The task
Could you copy every line from the material below in which "Winter" appears?

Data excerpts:
▶
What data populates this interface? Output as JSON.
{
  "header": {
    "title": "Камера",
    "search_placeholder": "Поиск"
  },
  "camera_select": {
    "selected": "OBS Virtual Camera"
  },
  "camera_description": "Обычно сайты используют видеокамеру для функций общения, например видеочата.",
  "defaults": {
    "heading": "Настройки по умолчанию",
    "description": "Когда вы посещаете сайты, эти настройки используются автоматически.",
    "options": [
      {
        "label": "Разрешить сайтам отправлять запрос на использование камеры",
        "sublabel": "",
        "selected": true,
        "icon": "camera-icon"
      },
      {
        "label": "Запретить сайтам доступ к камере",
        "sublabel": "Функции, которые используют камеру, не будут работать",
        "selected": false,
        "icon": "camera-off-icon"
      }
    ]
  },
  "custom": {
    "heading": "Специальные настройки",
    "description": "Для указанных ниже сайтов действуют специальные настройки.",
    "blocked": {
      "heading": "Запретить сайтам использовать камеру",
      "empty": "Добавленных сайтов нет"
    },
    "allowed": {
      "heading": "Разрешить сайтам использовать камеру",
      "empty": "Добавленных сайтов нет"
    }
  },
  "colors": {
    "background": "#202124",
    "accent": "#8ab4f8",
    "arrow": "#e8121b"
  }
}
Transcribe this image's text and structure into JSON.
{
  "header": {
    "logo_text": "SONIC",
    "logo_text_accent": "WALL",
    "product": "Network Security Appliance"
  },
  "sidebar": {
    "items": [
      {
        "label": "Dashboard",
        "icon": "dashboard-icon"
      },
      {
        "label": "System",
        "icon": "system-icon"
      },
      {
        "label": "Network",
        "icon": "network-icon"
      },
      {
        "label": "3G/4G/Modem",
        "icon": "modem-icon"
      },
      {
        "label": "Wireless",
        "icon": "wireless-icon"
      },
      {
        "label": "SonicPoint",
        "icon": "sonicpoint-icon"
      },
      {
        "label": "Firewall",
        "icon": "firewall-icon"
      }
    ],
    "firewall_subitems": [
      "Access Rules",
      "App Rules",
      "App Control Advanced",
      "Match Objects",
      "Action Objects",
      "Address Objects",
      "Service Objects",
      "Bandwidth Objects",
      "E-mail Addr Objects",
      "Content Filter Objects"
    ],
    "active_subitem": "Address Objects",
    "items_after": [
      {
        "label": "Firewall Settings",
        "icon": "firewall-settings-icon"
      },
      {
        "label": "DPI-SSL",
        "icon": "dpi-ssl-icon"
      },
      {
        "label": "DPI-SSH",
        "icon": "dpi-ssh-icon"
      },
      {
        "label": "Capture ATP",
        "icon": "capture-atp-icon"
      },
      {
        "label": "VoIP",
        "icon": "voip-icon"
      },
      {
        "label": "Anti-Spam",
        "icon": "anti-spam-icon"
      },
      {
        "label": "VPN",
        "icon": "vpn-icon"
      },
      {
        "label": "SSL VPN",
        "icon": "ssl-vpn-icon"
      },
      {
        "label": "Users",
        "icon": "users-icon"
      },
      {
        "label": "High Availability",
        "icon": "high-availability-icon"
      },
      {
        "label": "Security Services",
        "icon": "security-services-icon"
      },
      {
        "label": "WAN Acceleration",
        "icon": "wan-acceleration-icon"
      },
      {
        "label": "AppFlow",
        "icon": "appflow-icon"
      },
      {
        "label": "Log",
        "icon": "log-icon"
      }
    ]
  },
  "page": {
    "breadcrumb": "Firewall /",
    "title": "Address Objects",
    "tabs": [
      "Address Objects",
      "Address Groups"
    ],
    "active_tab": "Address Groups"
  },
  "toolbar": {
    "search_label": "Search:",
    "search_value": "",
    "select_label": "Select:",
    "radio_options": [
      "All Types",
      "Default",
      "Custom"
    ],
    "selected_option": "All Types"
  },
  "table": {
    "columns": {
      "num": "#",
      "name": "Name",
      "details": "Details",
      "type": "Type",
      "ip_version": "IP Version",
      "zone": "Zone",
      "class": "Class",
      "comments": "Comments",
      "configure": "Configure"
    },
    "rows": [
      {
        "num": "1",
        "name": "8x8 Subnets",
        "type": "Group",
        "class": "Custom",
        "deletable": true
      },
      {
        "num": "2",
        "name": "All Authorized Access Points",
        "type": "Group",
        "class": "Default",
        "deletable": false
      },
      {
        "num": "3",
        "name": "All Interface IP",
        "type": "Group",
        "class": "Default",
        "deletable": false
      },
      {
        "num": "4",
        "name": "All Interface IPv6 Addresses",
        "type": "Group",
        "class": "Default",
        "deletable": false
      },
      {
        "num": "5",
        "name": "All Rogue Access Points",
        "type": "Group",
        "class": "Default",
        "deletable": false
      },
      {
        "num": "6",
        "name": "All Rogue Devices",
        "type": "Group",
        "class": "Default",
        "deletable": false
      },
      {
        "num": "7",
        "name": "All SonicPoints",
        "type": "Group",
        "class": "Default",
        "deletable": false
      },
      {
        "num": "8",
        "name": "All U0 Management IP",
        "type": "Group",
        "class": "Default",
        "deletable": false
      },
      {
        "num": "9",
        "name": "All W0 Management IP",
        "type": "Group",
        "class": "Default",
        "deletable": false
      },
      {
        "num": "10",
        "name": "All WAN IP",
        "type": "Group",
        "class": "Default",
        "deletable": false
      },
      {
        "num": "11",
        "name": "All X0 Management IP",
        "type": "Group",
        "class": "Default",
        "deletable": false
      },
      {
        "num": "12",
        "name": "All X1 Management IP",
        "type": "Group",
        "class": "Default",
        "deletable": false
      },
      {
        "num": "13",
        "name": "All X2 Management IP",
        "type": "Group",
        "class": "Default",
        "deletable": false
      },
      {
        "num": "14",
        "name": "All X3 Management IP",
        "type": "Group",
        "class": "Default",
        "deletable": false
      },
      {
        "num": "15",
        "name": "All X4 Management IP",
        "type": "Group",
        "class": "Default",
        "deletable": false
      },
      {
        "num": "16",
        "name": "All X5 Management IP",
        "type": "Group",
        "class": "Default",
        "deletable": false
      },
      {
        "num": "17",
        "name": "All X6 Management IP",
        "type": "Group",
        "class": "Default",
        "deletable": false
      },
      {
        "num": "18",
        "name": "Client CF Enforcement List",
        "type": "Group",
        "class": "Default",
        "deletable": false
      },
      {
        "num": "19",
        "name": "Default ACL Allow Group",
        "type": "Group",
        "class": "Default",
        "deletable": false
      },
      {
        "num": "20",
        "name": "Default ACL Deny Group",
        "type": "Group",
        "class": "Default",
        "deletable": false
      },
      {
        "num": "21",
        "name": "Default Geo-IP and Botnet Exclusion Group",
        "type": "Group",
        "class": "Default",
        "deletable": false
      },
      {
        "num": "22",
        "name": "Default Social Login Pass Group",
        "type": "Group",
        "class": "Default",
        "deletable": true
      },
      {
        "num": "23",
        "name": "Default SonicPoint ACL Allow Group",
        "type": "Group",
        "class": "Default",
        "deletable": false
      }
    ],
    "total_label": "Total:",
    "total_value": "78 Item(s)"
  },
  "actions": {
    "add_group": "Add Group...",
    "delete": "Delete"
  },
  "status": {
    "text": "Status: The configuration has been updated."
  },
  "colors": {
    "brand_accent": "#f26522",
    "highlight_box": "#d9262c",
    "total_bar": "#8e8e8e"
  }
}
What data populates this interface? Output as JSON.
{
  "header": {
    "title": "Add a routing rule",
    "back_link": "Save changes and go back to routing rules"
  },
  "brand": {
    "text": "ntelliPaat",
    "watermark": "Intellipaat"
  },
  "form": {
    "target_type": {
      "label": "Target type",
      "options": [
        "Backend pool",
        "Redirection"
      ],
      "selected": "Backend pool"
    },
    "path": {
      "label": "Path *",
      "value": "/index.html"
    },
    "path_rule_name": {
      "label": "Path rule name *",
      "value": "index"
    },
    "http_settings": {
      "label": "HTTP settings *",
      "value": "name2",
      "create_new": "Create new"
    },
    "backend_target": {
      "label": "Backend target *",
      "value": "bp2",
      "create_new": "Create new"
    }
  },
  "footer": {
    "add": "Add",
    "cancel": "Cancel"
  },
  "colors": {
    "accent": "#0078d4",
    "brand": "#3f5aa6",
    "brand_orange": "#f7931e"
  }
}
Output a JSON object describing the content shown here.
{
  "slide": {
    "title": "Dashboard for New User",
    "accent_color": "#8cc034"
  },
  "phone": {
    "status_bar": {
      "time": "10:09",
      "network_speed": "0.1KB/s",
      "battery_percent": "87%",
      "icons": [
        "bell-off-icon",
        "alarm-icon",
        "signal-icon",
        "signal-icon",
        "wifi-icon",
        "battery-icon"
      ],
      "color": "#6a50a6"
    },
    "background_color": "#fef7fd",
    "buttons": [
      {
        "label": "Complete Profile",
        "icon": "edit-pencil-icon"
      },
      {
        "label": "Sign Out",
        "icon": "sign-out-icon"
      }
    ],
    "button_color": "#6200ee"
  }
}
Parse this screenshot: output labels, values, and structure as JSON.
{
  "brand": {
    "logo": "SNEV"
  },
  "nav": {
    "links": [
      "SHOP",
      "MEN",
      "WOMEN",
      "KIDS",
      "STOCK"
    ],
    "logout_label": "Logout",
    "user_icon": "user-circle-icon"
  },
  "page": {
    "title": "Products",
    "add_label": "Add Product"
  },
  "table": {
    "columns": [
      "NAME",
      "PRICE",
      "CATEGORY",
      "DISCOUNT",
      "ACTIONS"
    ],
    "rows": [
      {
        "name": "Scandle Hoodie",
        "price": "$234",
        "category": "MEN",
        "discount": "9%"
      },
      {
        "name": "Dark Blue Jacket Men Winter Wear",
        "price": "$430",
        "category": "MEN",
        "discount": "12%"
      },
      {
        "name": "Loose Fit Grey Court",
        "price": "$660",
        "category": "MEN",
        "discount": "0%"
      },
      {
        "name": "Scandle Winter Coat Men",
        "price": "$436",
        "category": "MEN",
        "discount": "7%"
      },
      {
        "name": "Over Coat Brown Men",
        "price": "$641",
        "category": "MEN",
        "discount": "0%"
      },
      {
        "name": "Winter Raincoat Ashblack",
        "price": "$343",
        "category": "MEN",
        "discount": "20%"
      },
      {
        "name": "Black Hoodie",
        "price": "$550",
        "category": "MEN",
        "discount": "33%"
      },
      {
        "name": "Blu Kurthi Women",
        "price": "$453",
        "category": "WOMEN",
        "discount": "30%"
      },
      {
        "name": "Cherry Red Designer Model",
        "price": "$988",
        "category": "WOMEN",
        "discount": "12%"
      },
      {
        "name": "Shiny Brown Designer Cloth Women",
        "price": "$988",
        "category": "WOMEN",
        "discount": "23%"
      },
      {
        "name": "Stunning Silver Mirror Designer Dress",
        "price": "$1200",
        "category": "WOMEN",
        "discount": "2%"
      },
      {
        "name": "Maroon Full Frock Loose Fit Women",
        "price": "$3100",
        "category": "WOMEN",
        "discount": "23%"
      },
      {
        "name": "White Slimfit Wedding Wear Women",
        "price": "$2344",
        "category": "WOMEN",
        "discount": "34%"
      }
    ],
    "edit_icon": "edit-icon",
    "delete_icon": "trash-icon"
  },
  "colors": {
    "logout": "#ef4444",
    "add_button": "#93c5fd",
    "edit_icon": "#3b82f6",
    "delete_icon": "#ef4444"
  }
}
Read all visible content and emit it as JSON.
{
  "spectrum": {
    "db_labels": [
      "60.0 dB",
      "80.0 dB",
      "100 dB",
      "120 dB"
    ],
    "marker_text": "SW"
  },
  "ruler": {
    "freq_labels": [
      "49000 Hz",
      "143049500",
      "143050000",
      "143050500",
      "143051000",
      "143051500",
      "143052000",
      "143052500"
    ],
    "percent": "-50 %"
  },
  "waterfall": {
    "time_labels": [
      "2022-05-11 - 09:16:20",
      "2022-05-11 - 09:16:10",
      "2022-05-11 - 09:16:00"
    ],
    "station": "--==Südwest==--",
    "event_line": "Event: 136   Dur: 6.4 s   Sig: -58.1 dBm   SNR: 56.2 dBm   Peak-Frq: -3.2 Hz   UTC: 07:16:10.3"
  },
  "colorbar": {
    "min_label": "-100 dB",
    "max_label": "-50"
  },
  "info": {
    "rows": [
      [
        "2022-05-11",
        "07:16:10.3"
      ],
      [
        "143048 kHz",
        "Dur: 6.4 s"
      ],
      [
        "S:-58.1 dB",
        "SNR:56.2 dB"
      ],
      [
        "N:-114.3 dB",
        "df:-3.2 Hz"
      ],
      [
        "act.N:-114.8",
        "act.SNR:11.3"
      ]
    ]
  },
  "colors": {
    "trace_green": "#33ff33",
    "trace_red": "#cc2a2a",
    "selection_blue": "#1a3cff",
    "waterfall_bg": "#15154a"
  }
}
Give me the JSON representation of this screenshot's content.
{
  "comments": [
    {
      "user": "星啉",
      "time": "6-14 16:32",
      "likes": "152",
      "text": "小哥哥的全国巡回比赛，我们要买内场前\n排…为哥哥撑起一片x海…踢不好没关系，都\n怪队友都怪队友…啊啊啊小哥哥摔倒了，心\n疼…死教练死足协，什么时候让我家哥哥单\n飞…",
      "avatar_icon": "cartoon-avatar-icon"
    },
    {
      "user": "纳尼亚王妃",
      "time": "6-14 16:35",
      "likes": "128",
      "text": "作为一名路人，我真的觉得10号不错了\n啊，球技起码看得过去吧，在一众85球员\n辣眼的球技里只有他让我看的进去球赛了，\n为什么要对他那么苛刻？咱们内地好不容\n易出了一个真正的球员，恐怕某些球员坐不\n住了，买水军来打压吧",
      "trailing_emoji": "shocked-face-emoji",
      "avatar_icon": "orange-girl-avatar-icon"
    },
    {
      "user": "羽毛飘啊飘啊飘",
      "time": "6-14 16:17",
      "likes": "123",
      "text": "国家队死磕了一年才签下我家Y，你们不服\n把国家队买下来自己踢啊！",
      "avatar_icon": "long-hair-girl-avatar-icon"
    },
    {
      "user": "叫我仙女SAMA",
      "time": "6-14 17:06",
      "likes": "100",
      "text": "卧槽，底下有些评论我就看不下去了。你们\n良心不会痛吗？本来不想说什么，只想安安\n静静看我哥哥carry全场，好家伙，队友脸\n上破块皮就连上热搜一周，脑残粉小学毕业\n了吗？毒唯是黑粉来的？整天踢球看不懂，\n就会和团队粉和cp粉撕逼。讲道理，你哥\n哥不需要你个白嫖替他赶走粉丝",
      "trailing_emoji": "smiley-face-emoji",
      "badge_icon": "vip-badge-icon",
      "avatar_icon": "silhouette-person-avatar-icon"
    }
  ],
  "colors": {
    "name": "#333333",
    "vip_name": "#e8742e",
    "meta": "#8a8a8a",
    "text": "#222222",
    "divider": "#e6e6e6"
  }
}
◀
Result
        "name": "Dark Blue Jacket Men Winter Wear",
        "name": "Scandle Winter Coat Men",
        "name": "Winter Raincoat Ashblack",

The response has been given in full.